INSTRUCTIONS FOR THE TASK:
Find how many lines hold the word "China" and give that number only.
### DATA RECORDS ###
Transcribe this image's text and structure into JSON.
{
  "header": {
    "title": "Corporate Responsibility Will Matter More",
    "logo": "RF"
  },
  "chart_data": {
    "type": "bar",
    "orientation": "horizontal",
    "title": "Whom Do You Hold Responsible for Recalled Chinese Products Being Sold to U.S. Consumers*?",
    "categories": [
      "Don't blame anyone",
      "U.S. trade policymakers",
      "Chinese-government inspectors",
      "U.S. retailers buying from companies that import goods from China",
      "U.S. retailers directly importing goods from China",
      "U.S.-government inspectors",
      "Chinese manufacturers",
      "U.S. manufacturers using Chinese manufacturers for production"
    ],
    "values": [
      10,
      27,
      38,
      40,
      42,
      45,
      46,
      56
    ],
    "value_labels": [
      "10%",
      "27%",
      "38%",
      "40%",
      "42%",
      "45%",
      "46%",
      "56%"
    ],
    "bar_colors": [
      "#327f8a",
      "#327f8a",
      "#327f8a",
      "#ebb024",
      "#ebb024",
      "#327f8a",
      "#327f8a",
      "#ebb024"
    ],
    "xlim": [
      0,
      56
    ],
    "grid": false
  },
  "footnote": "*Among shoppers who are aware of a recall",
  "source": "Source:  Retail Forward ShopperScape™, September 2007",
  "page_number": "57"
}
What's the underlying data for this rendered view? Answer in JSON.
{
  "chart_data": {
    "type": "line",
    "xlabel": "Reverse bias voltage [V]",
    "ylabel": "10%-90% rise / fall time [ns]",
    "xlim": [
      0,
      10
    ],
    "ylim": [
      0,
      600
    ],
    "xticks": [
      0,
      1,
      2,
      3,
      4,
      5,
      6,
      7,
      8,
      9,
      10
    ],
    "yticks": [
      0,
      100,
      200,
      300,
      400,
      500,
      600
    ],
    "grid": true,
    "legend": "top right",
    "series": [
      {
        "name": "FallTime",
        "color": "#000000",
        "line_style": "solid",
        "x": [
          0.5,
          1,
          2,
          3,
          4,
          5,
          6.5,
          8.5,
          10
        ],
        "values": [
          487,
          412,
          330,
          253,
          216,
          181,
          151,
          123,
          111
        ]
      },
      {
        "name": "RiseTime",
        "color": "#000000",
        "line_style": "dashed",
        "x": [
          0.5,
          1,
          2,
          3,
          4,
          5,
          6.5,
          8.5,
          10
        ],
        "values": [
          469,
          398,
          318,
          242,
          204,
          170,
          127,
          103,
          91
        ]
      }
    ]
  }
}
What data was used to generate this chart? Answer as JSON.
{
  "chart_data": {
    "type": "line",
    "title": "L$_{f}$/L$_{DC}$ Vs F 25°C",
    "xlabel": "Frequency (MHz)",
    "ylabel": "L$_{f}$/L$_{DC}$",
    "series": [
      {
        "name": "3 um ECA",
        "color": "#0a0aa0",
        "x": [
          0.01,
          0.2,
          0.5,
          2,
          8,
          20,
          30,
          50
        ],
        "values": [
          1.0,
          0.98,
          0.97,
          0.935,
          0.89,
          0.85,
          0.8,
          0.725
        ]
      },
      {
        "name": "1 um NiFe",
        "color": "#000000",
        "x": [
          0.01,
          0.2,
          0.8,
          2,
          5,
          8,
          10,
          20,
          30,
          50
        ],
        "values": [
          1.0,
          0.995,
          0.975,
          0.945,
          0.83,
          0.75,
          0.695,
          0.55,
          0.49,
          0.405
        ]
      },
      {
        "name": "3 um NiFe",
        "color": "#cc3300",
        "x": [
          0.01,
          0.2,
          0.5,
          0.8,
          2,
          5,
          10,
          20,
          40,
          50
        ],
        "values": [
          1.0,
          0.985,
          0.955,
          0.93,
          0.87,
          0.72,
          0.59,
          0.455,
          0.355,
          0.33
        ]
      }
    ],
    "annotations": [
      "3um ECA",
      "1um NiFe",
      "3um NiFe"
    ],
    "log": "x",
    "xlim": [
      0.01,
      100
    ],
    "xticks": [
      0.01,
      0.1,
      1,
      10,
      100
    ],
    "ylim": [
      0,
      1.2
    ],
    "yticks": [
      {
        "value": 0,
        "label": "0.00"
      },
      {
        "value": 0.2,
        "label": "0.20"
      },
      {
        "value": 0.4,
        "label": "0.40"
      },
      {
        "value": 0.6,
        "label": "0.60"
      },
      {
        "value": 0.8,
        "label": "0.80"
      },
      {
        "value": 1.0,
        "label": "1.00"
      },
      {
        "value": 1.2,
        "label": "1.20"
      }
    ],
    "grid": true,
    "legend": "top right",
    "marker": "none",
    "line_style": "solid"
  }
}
###
WRITTEN REPLY:
2